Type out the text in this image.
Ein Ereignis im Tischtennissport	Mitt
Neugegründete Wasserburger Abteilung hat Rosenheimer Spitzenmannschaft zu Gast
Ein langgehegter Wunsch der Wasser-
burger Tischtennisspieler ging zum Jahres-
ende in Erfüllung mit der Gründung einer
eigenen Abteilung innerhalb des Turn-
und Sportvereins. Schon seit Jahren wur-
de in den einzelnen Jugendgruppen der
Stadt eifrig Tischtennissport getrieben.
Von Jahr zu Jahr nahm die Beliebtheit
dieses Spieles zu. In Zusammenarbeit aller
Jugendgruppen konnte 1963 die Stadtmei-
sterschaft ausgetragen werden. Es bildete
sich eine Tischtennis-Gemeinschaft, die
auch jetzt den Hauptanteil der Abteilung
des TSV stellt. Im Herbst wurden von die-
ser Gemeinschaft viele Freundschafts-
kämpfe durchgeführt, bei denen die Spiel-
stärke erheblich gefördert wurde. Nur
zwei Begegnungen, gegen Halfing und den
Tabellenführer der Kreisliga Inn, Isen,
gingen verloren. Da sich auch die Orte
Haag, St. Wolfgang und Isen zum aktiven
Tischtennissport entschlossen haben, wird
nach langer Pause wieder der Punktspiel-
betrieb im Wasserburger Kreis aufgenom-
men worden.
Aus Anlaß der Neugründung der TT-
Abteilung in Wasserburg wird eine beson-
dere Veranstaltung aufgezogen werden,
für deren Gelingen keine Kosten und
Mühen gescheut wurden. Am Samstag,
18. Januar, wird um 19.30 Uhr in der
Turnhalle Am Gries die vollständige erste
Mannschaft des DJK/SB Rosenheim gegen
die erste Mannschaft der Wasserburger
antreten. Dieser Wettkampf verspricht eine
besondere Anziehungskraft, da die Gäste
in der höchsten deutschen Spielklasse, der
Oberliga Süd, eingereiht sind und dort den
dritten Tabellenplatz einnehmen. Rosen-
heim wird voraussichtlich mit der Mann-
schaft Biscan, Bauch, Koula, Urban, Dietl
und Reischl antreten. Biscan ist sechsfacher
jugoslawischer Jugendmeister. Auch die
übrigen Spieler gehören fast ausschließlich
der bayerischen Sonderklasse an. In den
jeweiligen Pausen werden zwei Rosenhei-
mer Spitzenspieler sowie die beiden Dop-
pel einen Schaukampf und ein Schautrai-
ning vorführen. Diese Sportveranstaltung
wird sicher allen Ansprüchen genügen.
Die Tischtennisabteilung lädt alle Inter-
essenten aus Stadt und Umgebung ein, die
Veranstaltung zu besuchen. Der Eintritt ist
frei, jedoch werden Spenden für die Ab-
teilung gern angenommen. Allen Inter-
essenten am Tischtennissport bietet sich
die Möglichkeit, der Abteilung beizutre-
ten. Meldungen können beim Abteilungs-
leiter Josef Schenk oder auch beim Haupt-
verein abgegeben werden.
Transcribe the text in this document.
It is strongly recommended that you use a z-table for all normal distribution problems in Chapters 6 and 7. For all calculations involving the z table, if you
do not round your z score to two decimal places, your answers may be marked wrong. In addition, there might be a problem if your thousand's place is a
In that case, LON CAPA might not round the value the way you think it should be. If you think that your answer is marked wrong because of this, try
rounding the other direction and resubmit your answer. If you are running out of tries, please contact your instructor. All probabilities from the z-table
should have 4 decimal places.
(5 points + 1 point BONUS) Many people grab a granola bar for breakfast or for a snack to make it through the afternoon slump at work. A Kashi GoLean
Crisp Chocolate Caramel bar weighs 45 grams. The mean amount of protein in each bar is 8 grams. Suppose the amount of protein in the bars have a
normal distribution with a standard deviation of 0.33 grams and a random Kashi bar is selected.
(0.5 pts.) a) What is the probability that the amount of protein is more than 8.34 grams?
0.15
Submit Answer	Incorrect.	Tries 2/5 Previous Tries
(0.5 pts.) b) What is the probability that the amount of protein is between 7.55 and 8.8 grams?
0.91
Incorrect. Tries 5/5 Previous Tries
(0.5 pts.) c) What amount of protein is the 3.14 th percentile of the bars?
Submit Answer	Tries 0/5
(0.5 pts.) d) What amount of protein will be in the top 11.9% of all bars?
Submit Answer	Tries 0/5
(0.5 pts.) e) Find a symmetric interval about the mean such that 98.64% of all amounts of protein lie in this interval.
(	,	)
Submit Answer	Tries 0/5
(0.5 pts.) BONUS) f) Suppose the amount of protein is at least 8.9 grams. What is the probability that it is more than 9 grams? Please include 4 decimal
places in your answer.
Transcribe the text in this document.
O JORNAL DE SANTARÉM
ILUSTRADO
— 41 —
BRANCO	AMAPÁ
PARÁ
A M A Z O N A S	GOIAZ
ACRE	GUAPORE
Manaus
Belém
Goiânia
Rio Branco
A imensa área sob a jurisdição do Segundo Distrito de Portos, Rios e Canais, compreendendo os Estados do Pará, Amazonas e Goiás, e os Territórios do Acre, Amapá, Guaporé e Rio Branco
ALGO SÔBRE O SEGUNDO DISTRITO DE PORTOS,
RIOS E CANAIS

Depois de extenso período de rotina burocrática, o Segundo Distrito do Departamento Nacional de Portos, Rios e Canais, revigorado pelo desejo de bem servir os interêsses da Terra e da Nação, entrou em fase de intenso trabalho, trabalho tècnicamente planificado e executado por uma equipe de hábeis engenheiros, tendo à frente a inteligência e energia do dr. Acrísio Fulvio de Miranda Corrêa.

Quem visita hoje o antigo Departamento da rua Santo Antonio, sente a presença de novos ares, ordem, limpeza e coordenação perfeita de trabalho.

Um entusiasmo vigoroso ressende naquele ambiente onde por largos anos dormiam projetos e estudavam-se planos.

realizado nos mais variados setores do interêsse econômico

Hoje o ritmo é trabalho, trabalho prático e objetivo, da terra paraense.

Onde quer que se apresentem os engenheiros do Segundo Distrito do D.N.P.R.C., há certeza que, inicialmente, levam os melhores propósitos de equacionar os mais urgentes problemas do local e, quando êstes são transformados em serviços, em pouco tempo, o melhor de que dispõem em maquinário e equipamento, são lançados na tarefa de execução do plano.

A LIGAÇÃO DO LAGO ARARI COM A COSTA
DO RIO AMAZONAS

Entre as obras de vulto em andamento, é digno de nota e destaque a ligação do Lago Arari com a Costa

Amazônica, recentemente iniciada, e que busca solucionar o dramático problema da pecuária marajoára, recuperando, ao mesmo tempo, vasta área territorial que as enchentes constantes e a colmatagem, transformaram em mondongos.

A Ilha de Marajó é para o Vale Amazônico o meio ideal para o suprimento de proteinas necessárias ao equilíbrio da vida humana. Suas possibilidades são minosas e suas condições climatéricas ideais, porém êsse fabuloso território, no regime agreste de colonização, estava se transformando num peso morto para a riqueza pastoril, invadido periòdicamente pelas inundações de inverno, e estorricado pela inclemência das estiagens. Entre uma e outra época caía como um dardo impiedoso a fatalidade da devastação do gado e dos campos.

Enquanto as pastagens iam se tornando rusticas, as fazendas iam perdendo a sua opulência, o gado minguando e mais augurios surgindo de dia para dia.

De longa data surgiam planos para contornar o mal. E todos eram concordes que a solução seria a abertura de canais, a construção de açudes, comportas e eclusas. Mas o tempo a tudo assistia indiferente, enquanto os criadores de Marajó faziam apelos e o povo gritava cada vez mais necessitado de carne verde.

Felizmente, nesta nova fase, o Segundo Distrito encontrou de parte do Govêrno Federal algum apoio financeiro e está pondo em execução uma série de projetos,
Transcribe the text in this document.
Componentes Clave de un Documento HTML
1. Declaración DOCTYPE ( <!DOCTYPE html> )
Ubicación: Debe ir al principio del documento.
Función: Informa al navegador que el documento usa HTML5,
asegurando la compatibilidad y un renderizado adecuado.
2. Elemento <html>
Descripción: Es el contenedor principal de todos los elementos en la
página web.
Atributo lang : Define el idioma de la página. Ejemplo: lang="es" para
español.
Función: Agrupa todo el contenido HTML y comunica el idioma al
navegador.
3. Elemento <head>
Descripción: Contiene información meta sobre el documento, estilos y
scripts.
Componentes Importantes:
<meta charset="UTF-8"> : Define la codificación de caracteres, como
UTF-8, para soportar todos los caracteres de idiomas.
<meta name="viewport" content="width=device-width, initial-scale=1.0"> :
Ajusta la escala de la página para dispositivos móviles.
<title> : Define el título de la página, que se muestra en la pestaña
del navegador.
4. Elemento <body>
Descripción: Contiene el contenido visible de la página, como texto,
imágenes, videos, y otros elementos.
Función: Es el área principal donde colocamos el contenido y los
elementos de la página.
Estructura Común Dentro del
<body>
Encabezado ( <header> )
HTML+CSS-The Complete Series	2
════════
→ **Exercise details**: The answer must be all the lines above that hold the word "Contiene".

→ **Exercise result**:
Descripción: Contiene información meta sobre el documento, estilos y
Descripción: Contiene el contenido visible de la página, como texto,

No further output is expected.